[Start of GIVEN DATA]

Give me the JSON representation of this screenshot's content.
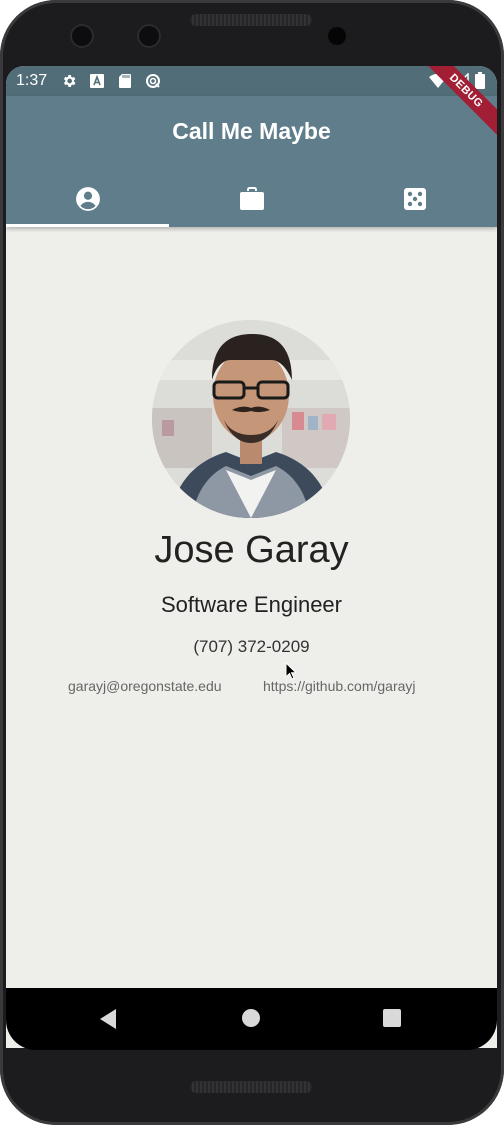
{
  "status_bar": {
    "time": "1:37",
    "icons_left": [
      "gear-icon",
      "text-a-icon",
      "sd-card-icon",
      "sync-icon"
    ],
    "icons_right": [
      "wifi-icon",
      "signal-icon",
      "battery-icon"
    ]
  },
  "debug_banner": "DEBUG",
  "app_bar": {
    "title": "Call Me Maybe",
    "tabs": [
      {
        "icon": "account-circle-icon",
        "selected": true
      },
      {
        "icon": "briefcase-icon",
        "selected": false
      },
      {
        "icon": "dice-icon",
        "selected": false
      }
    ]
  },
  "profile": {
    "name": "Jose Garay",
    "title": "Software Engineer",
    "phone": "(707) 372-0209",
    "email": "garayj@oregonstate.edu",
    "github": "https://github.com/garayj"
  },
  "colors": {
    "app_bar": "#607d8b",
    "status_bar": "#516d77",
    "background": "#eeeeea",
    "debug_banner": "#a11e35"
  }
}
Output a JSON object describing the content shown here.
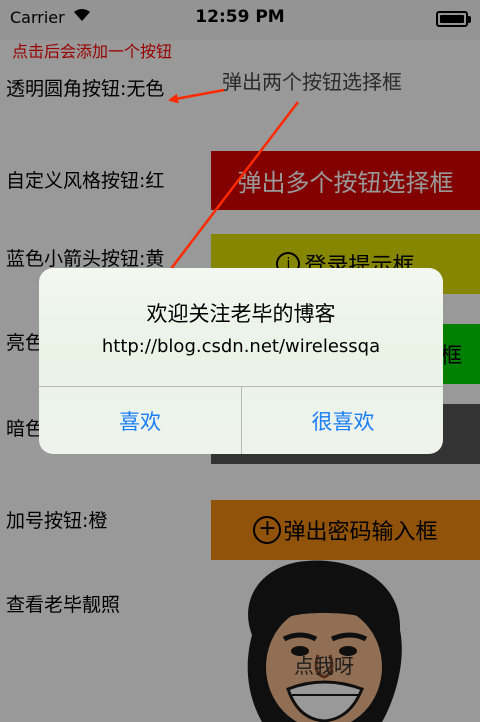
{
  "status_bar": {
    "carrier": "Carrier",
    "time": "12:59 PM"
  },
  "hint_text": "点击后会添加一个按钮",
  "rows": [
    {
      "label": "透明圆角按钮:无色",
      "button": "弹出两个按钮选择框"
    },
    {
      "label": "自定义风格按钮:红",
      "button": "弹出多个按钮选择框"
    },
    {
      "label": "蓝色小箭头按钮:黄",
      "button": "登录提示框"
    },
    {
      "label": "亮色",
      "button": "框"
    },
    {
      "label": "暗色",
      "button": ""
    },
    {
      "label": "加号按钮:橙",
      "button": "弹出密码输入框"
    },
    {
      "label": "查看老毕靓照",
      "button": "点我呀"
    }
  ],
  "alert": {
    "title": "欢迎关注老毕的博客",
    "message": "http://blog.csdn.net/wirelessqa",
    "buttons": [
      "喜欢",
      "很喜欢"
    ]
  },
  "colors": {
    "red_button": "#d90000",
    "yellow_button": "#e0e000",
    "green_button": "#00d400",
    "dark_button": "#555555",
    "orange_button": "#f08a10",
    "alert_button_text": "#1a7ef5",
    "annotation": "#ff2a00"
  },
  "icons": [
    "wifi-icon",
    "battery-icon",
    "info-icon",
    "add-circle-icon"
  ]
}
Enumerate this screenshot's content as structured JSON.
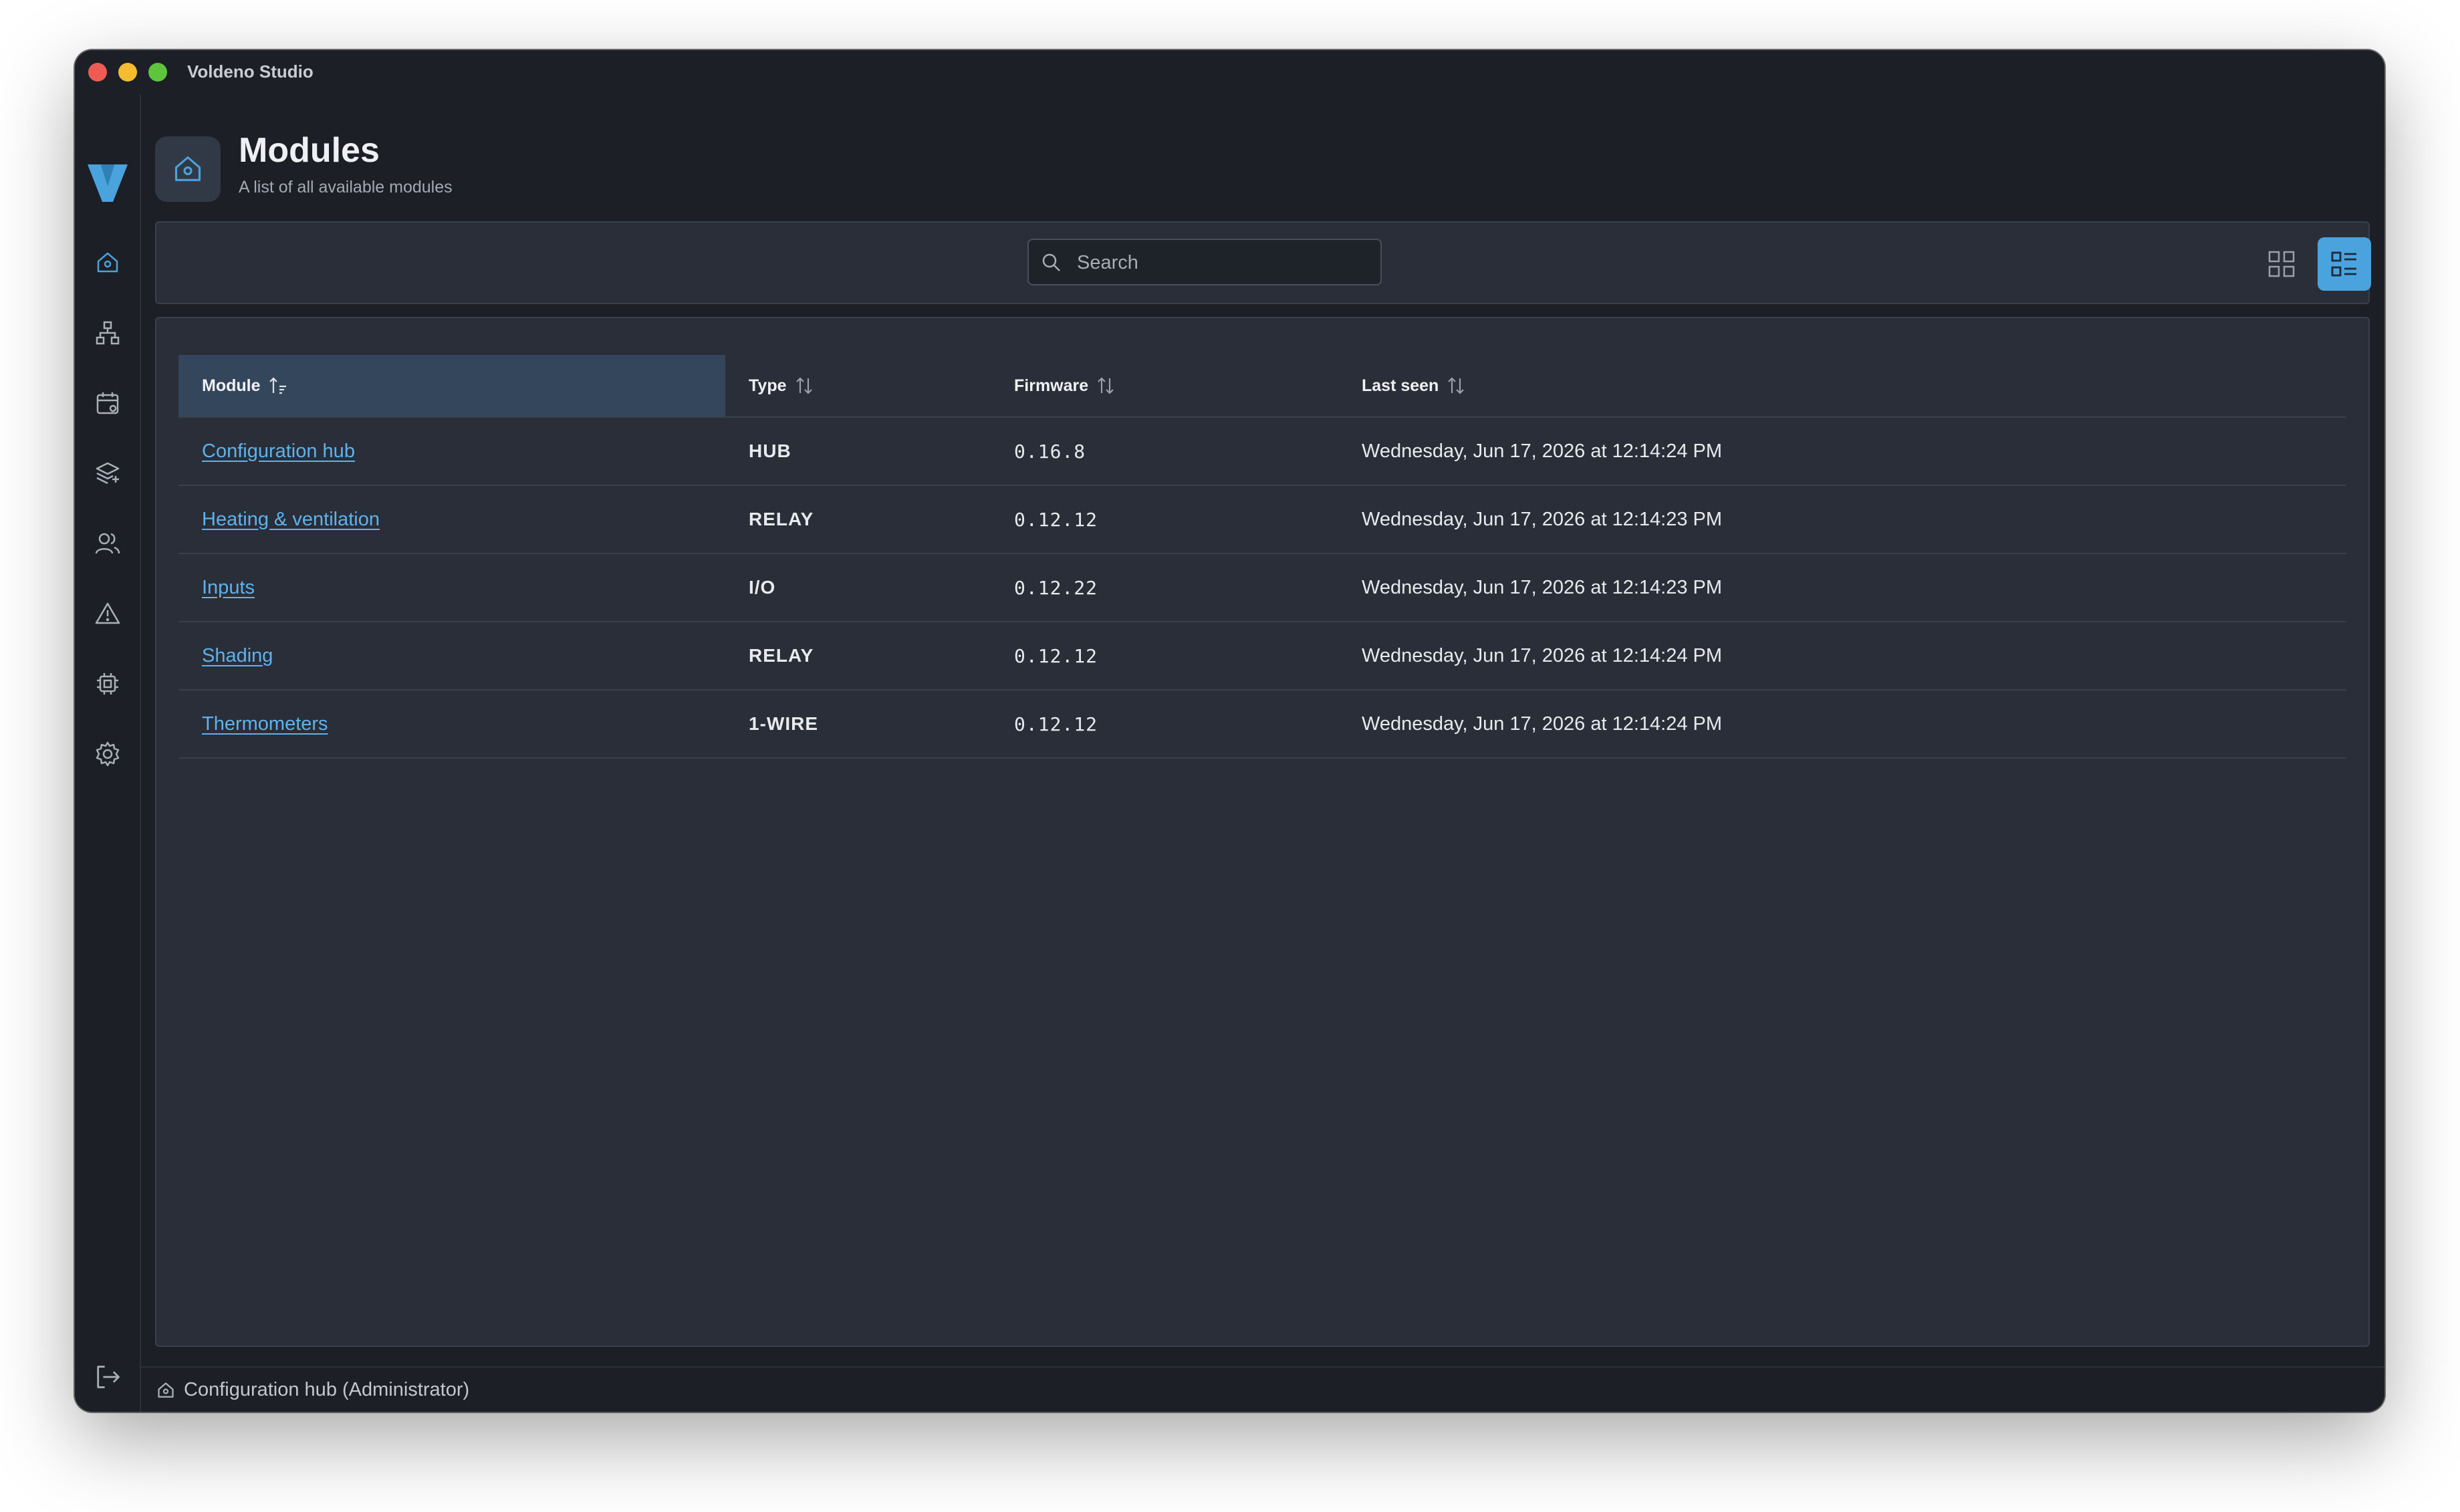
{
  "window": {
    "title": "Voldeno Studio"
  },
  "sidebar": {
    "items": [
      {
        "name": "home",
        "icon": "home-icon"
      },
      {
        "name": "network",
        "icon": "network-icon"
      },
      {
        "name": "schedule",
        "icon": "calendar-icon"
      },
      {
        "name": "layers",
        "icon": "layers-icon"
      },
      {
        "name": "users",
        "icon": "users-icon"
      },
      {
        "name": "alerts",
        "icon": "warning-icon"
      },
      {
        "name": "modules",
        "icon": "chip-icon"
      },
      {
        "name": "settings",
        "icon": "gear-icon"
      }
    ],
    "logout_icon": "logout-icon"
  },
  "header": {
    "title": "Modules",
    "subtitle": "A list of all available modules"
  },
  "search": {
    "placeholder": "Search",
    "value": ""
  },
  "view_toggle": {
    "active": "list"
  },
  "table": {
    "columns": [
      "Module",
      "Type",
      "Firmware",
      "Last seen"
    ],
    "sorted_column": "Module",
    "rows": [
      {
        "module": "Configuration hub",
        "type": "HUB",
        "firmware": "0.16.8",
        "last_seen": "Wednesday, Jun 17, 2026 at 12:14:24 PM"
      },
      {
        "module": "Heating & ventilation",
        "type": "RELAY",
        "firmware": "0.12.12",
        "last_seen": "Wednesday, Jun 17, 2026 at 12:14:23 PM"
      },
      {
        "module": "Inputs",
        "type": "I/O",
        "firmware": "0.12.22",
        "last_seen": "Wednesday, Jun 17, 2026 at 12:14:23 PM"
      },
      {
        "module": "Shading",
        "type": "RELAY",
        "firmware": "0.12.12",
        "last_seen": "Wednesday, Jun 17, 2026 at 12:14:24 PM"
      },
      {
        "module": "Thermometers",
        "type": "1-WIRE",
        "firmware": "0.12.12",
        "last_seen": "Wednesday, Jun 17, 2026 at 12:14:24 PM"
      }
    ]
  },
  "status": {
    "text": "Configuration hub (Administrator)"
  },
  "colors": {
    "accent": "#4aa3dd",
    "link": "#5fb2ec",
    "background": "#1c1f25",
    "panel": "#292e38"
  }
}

[End of GIVEN DATA]

**JOB**
All of the data needs repeating exactly, but the pictures do not.

**EXERCISE OUTPUT**
Give me the JSON representation of this screenshot's content.
{
  "status_bar": {
    "time": "1:37",
    "icons_left": [
      "gear-icon",
      "text-a-icon",
      "sd-card-icon",
      "sync-icon"
    ],
    "icons_right": [
      "wifi-icon",
      "signal-icon",
      "battery-icon"
    ]
  },
  "debug_banner": "DEBUG",
  "app_bar": {
    "title": "Call Me Maybe",
    "tabs": [
      {
        "icon": "account-circle-icon",
        "selected": true
      },
      {
        "icon": "briefcase-icon",
        "selected": false
      },
      {
        "icon": "dice-icon",
        "selected": false
      }
    ]
  },
  "profile": {
    "name": "Jose Garay",
    "title": "Software Engineer",
    "phone": "(707) 372-0209",
    "email": "garayj@oregonstate.edu",
    "github": "https://github.com/garayj"
  },
  "colors": {
    "app_bar": "#607d8b",
    "status_bar": "#516d77",
    "background": "#eeeeea",
    "debug_banner": "#a11e35"
  }
}
Output a JSON object describing the content shown here.
{
  "status_bar": {
    "carrier": "Carrier",
    "time": "12:59 PM"
  },
  "hint_text": "点击后会添加一个按钮",
  "rows": [
    {
      "label": "透明圆角按钮:无色",
      "button": "弹出两个按钮选择框"
    },
    {
      "label": "自定义风格按钮:红",
      "button": "弹出多个按钮选择框"
    },
    {
      "label": "蓝色小箭头按钮:黄",
      "button": "登录提示框"
    },
    {
      "label": "亮色",
      "button": "框"
    },
    {
      "label": "暗色",
      "button": ""
    },
    {
      "label": "加号按钮:橙",
      "button": "弹出密码输入框"
    },
    {
      "label": "查看老毕靓照",
      "button": "点我呀"
    }
  ],
  "alert": {
    "title": "欢迎关注老毕的博客",
    "message": "http://blog.csdn.net/wirelessqa",
    "buttons": [
      "喜欢",
      "很喜欢"
    ]
  },
  "colors": {
    "red_button": "#d90000",
    "yellow_button": "#e0e000",
    "green_button": "#00d400",
    "dark_button": "#555555",
    "orange_button": "#f08a10",
    "alert_button_text": "#1a7ef5",
    "annotation": "#ff2a00"
  },
  "icons": [
    "wifi-icon",
    "battery-icon",
    "info-icon",
    "add-circle-icon"
  ]
}
Enumerate this screenshot's content as structured JSON.
{
  "window": {
    "title": "Voldeno Studio"
  },
  "sidebar": {
    "items": [
      {
        "name": "home",
        "icon": "home-icon"
      },
      {
        "name": "network",
        "icon": "network-icon"
      },
      {
        "name": "schedule",
        "icon": "calendar-icon"
      },
      {
        "name": "layers",
        "icon": "layers-icon"
      },
      {
        "name": "users",
        "icon": "users-icon"
      },
      {
        "name": "alerts",
        "icon": "warning-icon"
      },
      {
        "name": "modules",
        "icon": "chip-icon"
      },
      {
        "name": "settings",
        "icon": "gear-icon"
      }
    ],
    "logout_icon": "logout-icon"
  },
  "header": {
    "title": "Modules",
    "subtitle": "A list of all available modules"
  },
  "search": {
    "placeholder": "Search",
    "value": ""
  },
  "view_toggle": {
    "active": "list"
  },
  "table": {
    "columns": [
      "Module",
      "Type",
      "Firmware",
      "Last seen"
    ],
    "sorted_column": "Module",
    "rows": [
      {
        "module": "Configuration hub",
        "type": "HUB",
        "firmware": "0.16.8",
        "last_seen": "Wednesday, Jun 17, 2026 at 12:14:24 PM"
      },
      {
        "module": "Heating & ventilation",
        "type": "RELAY",
        "firmware": "0.12.12",
        "last_seen": "Wednesday, Jun 17, 2026 at 12:14:23 PM"
      },
      {
        "module": "Inputs",
        "type": "I/O",
        "firmware": "0.12.22",
        "last_seen": "Wednesday, Jun 17, 2026 at 12:14:23 PM"
      },
      {
        "module": "Shading",
        "type": "RELAY",
        "firmware": "0.12.12",
        "last_seen": "Wednesday, Jun 17, 2026 at 12:14:24 PM"
      },
      {
        "module": "Thermometers",
        "type": "1-WIRE",
        "firmware": "0.12.12",
        "last_seen": "Wednesday, Jun 17, 2026 at 12:14:24 PM"
      }
    ]
  },
  "status": {
    "text": "Configuration hub (Administrator)"
  },
  "colors": {
    "accent": "#4aa3dd",
    "link": "#5fb2ec",
    "background": "#1c1f25",
    "panel": "#292e38"
  }
}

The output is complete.